What you have to do →
List all lines of the data that include the string "image".

== Provided data

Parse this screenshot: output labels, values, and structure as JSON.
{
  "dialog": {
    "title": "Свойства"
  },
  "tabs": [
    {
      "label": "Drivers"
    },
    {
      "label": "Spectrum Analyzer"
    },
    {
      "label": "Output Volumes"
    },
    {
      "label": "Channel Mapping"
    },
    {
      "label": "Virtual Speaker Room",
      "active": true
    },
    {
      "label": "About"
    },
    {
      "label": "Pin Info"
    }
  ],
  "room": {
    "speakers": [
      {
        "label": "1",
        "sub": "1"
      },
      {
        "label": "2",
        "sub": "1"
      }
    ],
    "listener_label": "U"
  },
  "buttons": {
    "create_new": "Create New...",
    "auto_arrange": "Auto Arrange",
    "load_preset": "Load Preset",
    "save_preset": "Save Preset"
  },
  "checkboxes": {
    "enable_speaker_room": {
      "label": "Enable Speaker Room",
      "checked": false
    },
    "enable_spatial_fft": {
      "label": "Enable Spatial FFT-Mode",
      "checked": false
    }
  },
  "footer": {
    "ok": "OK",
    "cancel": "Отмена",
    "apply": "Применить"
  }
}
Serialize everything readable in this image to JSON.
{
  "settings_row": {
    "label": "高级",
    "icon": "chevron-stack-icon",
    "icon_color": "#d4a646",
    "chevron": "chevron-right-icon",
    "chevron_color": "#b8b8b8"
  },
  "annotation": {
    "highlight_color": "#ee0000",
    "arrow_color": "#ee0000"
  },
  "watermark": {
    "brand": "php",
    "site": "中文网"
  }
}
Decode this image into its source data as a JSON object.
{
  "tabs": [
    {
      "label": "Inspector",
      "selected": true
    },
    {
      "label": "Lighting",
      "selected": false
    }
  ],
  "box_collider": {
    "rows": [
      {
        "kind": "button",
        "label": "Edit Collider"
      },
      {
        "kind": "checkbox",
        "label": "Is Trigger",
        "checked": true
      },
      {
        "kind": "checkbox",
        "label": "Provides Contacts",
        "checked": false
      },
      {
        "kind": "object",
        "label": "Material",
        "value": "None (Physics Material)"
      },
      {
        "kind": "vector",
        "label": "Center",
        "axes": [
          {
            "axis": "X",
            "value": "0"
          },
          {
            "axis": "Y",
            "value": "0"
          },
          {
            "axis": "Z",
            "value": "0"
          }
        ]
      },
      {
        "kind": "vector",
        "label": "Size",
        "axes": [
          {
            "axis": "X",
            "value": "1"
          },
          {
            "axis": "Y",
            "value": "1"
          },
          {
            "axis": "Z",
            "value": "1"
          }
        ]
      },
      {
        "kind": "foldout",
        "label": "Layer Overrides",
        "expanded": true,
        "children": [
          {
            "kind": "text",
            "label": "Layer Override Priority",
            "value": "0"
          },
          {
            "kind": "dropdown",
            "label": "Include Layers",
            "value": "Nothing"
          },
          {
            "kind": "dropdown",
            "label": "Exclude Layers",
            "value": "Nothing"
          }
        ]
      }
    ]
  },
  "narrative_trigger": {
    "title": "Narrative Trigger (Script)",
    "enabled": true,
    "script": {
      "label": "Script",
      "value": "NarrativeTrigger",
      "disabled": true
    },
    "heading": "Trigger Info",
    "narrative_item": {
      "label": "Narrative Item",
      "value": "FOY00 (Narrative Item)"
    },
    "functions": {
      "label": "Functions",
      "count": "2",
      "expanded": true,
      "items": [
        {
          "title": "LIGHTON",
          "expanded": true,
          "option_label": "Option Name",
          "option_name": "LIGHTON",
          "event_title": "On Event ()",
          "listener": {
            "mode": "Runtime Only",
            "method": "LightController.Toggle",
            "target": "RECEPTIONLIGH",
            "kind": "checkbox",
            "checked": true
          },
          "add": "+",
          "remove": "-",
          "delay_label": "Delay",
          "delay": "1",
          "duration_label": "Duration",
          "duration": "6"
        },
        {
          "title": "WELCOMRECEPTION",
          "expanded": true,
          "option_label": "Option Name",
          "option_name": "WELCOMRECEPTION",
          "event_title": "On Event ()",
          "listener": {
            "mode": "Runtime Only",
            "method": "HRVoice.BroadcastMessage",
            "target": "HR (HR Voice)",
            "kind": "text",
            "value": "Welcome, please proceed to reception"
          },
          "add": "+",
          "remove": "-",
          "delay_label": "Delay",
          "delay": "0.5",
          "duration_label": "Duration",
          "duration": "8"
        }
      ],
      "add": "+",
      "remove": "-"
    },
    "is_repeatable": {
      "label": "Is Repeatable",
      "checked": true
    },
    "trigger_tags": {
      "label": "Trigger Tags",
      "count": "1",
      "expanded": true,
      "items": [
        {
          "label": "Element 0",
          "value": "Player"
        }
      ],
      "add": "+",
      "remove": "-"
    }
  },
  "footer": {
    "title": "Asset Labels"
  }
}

====

Final result →
Serialize everything readable in this image to JSON.
Decode this image into its source data as a JSON object.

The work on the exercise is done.